[Data extracted from a collection]
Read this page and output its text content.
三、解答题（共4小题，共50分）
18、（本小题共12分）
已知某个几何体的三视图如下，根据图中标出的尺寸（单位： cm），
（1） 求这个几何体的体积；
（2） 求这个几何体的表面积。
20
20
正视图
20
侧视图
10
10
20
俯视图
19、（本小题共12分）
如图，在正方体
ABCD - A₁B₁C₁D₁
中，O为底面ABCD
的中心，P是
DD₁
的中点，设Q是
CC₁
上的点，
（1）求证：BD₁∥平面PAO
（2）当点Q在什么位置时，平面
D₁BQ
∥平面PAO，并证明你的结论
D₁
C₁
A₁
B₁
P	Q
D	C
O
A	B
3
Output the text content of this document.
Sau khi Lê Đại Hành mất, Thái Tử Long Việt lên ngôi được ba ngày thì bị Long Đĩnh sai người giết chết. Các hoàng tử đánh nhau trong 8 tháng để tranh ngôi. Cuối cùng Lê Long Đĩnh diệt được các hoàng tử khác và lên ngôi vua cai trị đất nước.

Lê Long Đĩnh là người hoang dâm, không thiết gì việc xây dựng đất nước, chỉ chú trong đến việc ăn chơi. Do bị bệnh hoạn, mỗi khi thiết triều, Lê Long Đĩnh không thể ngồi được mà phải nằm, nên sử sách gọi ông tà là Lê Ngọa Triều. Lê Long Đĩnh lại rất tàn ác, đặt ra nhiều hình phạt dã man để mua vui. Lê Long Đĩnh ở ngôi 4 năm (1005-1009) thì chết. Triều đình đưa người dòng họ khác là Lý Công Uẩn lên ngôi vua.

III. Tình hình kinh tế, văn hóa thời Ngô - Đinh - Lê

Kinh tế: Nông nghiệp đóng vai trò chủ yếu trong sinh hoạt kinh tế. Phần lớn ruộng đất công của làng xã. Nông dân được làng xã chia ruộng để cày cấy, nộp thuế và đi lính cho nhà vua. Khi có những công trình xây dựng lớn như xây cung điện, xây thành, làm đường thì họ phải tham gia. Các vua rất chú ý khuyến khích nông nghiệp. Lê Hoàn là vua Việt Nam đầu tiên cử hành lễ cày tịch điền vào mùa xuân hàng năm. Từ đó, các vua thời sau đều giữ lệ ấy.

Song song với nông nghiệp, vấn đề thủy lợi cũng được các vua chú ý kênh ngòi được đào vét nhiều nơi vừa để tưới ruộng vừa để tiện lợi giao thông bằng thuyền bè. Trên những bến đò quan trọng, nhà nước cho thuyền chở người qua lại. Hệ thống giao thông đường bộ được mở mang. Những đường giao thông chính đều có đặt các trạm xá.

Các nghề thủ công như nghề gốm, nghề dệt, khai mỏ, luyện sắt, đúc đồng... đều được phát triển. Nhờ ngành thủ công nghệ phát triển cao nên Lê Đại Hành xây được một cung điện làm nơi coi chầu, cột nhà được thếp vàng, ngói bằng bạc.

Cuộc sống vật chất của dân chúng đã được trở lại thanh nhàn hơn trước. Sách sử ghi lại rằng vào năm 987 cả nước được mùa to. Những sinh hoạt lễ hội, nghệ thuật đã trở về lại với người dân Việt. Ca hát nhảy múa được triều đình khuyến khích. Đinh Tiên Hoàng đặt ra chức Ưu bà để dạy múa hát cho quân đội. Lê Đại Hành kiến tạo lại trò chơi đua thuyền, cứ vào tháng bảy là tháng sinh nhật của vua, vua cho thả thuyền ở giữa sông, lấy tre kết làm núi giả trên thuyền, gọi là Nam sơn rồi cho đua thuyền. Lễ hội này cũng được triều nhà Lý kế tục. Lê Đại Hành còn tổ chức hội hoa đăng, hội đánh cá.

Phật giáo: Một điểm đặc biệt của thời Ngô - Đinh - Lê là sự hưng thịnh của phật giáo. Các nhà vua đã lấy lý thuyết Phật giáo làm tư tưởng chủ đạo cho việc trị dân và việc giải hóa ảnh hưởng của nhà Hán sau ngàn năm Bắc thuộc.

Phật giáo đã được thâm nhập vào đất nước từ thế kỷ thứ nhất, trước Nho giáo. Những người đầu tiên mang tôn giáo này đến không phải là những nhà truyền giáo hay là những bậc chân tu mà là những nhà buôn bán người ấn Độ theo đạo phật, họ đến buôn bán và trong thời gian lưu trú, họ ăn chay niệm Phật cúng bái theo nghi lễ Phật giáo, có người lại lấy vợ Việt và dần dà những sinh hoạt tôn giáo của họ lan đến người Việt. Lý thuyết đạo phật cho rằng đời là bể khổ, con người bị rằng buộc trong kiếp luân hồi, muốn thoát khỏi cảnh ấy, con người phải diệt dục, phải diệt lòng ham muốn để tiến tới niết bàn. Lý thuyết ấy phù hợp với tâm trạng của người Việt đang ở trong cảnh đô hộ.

Written problem: Using the records above, pull out each line where the word "content" occurs.

Output below:
Read this page and output its text content.
Output the text content of this document.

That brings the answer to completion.